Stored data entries
— Start —

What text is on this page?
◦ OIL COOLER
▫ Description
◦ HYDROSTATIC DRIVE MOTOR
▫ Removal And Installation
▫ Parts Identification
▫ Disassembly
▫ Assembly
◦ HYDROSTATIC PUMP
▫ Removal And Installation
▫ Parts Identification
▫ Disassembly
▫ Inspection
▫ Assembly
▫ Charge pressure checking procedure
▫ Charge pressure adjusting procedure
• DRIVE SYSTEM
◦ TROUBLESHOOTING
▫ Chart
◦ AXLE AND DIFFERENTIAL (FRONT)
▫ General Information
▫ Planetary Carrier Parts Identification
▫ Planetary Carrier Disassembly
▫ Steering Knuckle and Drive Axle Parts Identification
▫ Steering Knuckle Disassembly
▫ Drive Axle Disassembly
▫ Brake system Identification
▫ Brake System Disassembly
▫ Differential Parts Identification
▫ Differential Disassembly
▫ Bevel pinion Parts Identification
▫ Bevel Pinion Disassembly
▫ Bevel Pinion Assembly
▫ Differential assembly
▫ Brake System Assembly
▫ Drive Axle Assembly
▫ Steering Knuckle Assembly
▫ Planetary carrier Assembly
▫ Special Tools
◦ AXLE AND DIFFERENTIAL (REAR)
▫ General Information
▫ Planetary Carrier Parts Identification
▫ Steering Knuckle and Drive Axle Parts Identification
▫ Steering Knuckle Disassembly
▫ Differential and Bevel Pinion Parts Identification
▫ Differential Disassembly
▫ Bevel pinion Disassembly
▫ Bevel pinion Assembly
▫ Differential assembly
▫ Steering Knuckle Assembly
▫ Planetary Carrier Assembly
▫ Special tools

— End —

● Stated goal: Quote the material exactly, leaving nothing out.

● Finished exercise:
What text is on this page?
◦ OIL COOLER
▫ Description
◦ HYDROSTATIC DRIVE MOTOR
▫ Removal And Installation
▫ Parts Identification
▫ Disassembly
▫ Assembly
◦ HYDROSTATIC PUMP
▫ Removal And Installation
▫ Parts Identification
▫ Disassembly
▫ Inspection
▫ Assembly
▫ Charge pressure checking procedure
▫ Charge pressure adjusting procedure
• DRIVE SYSTEM
◦ TROUBLESHOOTING
▫ Chart
◦ AXLE AND DIFFERENTIAL (FRONT)
▫ General Information
▫ Planetary Carrier Parts Identification
▫ Planetary Carrier Disassembly
▫ Steering Knuckle and Drive Axle Parts Identification
▫ Steering Knuckle Disassembly
▫ Drive Axle Disassembly
▫ Brake system Identification
▫ Brake System Disassembly
▫ Differential Parts Identification
▫ Differential Disassembly
▫ Bevel pinion Parts Identification
▫ Bevel Pinion Disassembly
▫ Bevel Pinion Assembly
▫ Differential assembly
▫ Brake System Assembly
▫ Drive Axle Assembly
▫ Steering Knuckle Assembly
▫ Planetary carrier Assembly
▫ Special Tools
◦ AXLE AND DIFFERENTIAL (REAR)
▫ General Information
▫ Planetary Carrier Parts Identification
▫ Steering Knuckle and Drive Axle Parts Identification
▫ Steering Knuckle Disassembly
▫ Differential and Bevel Pinion Parts Identification
▫ Differential Disassembly
▫ Bevel pinion Disassembly
▫ Bevel pinion Assembly
▫ Differential assembly
▫ Steering Knuckle Assembly
▫ Planetary Carrier Assembly
▫ Special tools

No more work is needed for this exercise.